-- Start --

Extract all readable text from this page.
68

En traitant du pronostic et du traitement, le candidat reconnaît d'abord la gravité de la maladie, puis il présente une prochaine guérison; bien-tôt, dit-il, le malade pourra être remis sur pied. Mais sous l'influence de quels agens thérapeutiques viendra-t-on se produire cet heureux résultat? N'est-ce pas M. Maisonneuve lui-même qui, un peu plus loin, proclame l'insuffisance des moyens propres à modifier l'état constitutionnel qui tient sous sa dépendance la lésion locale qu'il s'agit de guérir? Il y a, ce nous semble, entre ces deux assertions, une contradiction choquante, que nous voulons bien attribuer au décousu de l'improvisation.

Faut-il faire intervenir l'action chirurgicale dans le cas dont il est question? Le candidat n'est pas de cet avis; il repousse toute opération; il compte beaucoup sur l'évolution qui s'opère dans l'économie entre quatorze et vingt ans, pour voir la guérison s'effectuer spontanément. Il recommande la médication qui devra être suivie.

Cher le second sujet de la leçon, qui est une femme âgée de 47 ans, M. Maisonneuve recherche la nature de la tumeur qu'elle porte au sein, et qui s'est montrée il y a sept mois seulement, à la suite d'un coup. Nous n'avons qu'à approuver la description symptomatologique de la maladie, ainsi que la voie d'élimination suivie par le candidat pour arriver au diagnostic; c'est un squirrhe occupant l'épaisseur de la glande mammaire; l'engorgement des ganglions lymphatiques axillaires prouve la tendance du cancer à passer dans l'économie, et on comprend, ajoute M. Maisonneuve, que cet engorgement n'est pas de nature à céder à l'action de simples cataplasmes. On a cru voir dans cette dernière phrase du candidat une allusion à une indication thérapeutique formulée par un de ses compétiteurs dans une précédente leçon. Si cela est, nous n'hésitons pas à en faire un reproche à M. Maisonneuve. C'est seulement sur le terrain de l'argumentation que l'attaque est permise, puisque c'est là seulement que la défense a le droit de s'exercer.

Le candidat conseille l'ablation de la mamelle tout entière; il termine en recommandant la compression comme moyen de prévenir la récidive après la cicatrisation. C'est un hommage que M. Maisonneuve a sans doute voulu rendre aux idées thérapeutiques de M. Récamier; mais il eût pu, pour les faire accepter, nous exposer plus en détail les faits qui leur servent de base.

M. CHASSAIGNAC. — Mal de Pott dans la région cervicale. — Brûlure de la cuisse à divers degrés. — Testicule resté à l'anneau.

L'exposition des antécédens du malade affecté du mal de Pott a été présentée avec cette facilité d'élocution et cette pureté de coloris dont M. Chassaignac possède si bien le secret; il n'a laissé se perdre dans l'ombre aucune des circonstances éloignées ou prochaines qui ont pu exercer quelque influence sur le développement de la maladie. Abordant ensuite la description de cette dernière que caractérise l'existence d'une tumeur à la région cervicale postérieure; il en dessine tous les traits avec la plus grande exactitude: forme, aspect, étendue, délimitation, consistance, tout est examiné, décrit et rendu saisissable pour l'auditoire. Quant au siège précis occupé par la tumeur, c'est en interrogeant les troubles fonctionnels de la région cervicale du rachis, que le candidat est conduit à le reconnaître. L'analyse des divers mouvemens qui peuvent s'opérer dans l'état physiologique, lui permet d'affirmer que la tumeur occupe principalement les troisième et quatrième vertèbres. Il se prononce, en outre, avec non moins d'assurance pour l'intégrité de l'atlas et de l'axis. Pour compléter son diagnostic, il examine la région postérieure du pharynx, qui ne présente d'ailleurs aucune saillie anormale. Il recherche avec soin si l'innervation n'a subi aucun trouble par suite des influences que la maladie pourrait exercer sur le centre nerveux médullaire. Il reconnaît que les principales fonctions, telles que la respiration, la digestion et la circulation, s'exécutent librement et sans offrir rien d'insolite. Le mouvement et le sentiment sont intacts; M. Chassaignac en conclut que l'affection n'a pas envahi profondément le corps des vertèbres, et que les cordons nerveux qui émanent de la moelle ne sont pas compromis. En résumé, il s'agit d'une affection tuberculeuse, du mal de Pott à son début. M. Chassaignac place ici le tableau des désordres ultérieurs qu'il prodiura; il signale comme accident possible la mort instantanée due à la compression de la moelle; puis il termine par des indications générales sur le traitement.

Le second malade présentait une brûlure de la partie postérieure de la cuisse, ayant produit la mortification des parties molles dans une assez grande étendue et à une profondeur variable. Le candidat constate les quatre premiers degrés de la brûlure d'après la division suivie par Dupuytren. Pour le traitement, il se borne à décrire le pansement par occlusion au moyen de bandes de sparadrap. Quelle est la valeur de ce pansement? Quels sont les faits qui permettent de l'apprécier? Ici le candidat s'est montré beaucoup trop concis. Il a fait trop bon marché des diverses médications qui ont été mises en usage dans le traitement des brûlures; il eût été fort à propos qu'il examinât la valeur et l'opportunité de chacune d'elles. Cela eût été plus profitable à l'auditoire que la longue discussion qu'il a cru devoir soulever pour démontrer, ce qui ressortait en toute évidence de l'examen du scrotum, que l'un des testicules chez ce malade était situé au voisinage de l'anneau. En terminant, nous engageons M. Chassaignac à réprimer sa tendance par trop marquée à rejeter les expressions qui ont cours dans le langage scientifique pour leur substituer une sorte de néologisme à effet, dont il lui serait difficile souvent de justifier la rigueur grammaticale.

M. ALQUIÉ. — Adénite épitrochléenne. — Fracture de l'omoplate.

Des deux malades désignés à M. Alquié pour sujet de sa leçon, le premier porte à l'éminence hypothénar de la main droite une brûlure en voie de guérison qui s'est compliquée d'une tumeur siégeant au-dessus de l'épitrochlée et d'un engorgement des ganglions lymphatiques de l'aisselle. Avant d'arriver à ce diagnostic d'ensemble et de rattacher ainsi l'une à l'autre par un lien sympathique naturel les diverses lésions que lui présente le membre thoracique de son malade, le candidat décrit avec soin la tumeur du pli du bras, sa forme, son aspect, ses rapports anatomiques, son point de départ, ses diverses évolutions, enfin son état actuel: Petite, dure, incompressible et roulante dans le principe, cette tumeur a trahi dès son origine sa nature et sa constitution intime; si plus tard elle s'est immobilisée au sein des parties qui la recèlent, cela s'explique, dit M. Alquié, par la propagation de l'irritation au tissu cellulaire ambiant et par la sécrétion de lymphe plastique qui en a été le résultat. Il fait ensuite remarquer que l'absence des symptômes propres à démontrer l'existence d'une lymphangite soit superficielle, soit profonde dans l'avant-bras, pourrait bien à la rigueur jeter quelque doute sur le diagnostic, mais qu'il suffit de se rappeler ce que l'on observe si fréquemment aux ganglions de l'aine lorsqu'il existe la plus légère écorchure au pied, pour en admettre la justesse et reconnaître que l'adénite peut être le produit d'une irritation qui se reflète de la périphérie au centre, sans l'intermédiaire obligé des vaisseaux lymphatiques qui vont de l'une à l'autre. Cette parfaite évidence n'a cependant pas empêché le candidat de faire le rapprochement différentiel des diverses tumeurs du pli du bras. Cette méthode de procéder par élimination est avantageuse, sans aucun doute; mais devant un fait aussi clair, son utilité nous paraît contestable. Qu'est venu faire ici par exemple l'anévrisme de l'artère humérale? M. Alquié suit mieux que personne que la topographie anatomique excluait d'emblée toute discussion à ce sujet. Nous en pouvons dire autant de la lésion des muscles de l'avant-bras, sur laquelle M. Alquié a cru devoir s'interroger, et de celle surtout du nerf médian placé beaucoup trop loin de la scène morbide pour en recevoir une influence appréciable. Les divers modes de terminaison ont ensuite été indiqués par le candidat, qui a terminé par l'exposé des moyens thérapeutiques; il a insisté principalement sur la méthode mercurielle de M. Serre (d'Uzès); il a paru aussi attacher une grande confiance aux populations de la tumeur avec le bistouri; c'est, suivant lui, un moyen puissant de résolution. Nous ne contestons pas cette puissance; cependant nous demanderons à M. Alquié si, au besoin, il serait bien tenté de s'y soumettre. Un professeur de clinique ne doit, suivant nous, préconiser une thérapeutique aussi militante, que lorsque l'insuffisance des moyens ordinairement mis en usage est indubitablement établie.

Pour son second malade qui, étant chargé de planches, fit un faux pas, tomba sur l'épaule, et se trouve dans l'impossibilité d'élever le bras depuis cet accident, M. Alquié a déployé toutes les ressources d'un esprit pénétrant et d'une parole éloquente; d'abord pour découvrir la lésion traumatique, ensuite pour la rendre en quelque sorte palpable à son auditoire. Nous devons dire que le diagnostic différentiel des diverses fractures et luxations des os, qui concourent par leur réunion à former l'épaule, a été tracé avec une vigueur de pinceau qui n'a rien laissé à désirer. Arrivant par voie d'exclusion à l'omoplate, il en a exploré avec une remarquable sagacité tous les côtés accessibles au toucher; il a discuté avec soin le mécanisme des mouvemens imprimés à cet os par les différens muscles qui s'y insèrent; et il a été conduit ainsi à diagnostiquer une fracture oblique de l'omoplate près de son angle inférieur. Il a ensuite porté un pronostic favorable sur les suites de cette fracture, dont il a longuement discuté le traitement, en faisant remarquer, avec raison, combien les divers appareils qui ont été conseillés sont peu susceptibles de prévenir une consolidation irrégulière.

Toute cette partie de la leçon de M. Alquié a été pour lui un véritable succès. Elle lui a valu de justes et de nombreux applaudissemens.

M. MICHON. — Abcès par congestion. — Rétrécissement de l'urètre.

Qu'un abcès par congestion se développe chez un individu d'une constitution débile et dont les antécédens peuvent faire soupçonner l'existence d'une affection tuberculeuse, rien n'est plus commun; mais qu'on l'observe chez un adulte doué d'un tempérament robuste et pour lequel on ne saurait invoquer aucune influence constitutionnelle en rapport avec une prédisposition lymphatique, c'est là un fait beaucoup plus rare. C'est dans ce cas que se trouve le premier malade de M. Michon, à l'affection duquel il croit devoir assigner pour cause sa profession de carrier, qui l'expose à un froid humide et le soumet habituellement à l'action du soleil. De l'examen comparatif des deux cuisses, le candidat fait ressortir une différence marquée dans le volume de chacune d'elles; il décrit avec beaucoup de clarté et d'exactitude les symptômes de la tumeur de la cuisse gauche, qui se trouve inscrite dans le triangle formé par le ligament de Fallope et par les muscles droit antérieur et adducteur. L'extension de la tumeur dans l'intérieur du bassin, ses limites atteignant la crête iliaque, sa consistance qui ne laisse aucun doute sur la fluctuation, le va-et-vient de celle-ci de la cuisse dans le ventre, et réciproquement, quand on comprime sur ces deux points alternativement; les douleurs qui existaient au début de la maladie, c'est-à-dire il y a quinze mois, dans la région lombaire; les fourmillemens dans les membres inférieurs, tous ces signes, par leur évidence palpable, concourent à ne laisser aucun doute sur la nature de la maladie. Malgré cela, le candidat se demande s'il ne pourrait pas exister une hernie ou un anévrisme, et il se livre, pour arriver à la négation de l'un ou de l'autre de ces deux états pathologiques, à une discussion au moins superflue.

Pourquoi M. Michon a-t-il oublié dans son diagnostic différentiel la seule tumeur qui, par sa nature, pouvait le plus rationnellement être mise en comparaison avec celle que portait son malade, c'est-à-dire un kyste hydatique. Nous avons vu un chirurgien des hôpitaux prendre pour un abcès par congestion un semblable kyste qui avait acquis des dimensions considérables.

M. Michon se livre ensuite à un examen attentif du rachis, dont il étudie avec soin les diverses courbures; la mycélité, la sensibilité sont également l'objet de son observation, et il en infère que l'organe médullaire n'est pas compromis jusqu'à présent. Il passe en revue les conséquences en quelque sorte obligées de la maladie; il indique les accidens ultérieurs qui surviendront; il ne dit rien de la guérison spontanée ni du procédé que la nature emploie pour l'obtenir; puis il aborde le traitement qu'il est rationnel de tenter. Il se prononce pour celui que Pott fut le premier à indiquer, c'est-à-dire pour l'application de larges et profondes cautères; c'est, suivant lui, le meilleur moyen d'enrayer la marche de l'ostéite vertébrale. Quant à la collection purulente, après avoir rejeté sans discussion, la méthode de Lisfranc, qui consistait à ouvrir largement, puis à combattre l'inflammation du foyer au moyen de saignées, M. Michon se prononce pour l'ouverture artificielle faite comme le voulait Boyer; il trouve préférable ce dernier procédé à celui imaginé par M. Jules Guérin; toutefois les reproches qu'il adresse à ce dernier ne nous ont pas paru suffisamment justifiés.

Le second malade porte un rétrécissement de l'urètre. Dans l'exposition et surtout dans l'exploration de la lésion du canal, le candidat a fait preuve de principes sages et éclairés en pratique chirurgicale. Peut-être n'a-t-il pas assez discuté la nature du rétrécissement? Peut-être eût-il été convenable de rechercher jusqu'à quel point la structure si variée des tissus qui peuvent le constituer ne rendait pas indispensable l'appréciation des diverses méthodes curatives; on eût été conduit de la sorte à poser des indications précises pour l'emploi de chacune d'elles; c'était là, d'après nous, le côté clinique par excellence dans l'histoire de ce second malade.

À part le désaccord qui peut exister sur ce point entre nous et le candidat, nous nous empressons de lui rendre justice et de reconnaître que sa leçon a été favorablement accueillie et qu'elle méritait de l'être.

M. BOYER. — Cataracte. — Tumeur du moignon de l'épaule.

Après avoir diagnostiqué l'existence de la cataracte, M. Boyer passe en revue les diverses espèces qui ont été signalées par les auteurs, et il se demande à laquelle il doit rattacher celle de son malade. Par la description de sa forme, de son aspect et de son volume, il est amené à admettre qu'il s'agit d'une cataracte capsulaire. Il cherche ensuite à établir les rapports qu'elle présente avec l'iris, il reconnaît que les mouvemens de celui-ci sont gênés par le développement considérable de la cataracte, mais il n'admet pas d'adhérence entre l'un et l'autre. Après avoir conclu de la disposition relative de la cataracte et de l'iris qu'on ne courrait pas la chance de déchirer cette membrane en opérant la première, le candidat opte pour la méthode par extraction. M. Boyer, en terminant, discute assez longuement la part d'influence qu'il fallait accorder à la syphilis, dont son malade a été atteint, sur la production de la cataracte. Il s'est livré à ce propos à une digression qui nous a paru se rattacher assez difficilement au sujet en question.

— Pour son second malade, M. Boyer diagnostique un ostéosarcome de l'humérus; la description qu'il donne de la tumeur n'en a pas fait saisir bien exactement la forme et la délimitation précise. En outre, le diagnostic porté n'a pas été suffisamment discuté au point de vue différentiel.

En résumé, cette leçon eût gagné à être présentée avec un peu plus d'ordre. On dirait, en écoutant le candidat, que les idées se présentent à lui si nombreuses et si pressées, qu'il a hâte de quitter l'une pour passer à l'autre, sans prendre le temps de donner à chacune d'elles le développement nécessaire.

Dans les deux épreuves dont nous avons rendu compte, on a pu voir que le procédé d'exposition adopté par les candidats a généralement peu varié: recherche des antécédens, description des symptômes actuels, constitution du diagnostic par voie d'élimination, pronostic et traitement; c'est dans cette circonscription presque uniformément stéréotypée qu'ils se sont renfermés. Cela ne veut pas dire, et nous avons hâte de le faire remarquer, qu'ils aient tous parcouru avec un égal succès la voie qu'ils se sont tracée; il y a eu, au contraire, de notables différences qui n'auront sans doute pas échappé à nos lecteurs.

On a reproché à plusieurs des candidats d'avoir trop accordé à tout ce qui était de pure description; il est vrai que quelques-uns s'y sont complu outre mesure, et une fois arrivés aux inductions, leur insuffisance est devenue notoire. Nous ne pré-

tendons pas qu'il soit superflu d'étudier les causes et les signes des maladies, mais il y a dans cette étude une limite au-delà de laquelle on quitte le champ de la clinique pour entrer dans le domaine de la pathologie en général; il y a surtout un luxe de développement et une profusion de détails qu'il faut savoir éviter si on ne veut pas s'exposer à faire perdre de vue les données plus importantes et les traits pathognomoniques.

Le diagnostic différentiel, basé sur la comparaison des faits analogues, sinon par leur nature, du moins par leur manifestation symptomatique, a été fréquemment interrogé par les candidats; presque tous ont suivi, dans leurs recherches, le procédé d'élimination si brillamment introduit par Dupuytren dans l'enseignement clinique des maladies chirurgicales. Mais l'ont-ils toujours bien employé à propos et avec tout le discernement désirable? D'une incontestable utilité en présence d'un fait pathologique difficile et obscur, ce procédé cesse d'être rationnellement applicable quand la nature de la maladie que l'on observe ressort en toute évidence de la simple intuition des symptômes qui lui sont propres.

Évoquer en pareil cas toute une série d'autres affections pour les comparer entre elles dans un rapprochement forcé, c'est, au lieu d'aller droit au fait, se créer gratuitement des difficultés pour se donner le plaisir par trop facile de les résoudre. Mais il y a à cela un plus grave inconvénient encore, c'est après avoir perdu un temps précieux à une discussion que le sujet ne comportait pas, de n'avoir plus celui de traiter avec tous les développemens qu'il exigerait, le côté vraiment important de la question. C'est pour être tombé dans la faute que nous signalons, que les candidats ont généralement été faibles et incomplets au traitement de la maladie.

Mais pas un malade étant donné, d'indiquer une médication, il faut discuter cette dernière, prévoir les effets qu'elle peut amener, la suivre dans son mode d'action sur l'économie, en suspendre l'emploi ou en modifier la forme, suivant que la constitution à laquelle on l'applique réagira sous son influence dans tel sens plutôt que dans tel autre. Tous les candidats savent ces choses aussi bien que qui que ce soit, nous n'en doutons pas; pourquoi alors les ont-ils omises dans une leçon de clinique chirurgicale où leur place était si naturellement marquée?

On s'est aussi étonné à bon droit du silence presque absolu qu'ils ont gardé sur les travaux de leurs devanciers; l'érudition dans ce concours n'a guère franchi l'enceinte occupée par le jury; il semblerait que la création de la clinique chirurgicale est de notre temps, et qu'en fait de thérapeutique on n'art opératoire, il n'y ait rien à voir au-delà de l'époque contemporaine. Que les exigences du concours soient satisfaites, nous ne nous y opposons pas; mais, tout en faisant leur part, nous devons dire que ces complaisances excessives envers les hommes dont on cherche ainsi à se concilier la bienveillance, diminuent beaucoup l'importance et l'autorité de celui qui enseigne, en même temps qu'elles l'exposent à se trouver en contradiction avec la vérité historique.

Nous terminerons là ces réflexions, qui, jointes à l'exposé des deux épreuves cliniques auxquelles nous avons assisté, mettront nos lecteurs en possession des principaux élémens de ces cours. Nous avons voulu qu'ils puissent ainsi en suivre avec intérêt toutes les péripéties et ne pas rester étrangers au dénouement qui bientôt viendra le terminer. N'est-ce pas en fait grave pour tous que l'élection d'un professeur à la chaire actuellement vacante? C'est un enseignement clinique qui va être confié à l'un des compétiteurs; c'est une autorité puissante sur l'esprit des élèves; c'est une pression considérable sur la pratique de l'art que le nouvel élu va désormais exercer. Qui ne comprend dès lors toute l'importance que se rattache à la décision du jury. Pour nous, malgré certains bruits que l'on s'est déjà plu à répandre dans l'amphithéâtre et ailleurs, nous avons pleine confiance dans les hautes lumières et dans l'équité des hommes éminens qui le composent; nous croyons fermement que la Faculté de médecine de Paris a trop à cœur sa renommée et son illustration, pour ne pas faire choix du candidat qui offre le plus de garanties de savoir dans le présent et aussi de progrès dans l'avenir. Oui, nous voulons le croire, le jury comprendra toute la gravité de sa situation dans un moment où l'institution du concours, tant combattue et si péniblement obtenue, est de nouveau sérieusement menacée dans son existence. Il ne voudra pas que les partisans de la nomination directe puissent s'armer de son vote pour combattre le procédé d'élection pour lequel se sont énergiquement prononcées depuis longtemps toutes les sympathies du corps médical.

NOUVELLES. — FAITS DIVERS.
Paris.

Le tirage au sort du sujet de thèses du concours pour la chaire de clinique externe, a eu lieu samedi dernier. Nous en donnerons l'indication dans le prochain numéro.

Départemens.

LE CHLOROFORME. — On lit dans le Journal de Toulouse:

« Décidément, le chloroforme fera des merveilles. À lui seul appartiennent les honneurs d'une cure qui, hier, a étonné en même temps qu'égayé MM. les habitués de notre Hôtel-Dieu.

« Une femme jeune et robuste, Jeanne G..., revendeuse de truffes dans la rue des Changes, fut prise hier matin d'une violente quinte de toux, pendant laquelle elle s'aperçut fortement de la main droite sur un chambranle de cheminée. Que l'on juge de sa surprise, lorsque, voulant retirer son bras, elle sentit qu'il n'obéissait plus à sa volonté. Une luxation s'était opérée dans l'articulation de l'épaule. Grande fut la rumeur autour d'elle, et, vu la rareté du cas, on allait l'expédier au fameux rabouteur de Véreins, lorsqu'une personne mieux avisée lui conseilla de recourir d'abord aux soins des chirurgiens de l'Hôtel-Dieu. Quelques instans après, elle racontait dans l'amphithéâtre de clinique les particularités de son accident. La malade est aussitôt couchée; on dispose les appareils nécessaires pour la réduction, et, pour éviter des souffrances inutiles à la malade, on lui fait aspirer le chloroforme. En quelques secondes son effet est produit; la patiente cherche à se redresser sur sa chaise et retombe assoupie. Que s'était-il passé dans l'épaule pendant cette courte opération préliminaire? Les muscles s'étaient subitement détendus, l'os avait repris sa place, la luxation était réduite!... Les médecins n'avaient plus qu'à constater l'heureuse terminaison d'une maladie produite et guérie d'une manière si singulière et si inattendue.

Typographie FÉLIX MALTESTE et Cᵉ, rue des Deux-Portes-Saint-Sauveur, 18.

-- End --

YOUR OBJECTIVE: From the listing above, collect every line that mentions the word "sous".

REPLY TO THE TASK:
En traitant du pronostic et du traitement, le candidat reconnaît d'abord la gravité de la maladie, puis il présente une prochaine guérison; bien-tôt, dit-il, le malade pourra être remis sur pied. Mais sous l'influence de quels agens thérapeutiques viendra-t-on se produire cet heureux résultat? N'est-ce pas M. Maisonneuve lui-même qui, un peu plus loin, proclame l'insuffisance des moyens propres à modifier l'état constitutionnel qui tient sous sa dépendance la lésion locale qu'il s'agit de guérir? Il y a, ce nous semble, entre ces deux assertions, une contradiction choquante, que nous voulons bien attribuer au décousu de l'improvisation.
Mais pas un malade étant donné, d'indiquer une médication, il faut discuter cette dernière, prévoir les effets qu'elle peut amener, la suivre dans son mode d'action sur l'économie, en suspendre l'emploi ou en modifier la forme, suivant que la constitution à laquelle on l'applique réagira sous son influence dans tel sens plutôt que dans tel autre. Tous les candidats savent ces choses aussi bien que qui que ce soit, nous n'en doutons pas; pourquoi alors les ont-ils omises dans une leçon de clinique chirurgicale où leur place était si naturellement marquée?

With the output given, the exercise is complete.